- [The data]
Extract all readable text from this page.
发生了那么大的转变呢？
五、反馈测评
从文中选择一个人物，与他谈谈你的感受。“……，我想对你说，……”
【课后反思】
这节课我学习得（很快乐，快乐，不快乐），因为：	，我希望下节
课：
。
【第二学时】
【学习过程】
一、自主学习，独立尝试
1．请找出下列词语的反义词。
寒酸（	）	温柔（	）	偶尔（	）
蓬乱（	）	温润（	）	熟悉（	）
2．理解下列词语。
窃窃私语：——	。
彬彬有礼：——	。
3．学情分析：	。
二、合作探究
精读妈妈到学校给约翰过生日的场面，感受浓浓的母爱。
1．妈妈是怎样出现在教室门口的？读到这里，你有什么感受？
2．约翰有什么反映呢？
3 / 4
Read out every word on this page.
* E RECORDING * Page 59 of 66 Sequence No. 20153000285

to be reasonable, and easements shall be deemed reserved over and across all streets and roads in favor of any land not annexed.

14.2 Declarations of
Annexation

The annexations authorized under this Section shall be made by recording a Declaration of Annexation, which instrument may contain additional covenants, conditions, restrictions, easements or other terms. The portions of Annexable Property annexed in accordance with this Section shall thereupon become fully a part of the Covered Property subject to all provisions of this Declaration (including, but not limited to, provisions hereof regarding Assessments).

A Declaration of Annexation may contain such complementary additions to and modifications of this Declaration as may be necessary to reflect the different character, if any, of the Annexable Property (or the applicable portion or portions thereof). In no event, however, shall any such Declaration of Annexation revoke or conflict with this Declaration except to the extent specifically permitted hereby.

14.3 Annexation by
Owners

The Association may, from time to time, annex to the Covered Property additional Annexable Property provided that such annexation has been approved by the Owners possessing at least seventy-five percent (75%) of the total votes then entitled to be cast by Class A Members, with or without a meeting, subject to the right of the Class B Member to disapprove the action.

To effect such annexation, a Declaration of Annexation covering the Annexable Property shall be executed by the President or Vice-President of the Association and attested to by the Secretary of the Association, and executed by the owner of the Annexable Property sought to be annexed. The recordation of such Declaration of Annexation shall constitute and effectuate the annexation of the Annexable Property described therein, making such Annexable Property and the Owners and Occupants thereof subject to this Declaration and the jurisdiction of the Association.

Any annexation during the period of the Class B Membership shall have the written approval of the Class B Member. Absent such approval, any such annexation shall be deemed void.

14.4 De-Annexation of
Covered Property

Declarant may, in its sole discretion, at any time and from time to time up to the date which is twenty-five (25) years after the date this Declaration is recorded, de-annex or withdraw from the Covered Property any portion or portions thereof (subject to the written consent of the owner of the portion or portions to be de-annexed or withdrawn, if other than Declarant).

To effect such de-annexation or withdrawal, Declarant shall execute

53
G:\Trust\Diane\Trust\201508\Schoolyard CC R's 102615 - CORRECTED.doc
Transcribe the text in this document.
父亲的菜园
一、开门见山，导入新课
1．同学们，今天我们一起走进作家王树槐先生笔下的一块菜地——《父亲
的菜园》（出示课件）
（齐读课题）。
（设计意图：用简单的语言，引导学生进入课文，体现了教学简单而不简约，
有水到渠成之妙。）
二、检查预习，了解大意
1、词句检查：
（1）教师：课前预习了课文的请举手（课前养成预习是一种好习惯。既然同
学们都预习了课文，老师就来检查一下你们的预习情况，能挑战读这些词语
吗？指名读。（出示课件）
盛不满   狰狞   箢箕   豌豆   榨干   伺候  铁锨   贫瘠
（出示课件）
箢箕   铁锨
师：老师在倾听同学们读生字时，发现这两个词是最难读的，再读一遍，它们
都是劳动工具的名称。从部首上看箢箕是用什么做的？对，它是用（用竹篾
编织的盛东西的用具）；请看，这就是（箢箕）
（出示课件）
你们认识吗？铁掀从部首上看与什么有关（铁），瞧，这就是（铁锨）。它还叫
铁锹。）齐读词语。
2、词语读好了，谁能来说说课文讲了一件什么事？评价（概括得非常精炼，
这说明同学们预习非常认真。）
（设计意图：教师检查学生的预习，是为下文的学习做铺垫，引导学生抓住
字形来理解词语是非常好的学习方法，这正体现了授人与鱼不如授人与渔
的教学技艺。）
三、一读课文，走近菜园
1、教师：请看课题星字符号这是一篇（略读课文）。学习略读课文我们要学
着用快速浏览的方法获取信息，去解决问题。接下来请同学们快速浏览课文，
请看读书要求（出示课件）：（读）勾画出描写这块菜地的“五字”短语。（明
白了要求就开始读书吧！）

- [Work instructions] From the line containing "Transcribe the text in this document." through the final line of the listing above, retype every line exactly; leave out everything else.

- [Exercise output]
Transcribe the text in this document.
父亲的菜园
一、开门见山，导入新课
1．同学们，今天我们一起走进作家王树槐先生笔下的一块菜地——《父亲
的菜园》（出示课件）
（齐读课题）。
（设计意图：用简单的语言，引导学生进入课文，体现了教学简单而不简约，
有水到渠成之妙。）
二、检查预习，了解大意
1、词句检查：
（1）教师：课前预习了课文的请举手（课前养成预习是一种好习惯。既然同
学们都预习了课文，老师就来检查一下你们的预习情况，能挑战读这些词语
吗？指名读。（出示课件）
盛不满   狰狞   箢箕   豌豆   榨干   伺候  铁锨   贫瘠
（出示课件）
箢箕   铁锨
师：老师在倾听同学们读生字时，发现这两个词是最难读的，再读一遍，它们
都是劳动工具的名称。从部首上看箢箕是用什么做的？对，它是用（用竹篾
编织的盛东西的用具）；请看，这就是（箢箕）
（出示课件）
你们认识吗？铁掀从部首上看与什么有关（铁），瞧，这就是（铁锨）。它还叫
铁锹。）齐读词语。
2、词语读好了，谁能来说说课文讲了一件什么事？评价（概括得非常精炼，
这说明同学们预习非常认真。）
（设计意图：教师检查学生的预习，是为下文的学习做铺垫，引导学生抓住
字形来理解词语是非常好的学习方法，这正体现了授人与鱼不如授人与渔
的教学技艺。）
三、一读课文，走近菜园
1、教师：请看课题星字符号这是一篇（略读课文）。学习略读课文我们要学
着用快速浏览的方法获取信息，去解决问题。接下来请同学们快速浏览课文，
请看读书要求（出示课件）：（读）勾画出描写这块菜地的“五字”短语。（明
白了要求就开始读书吧！）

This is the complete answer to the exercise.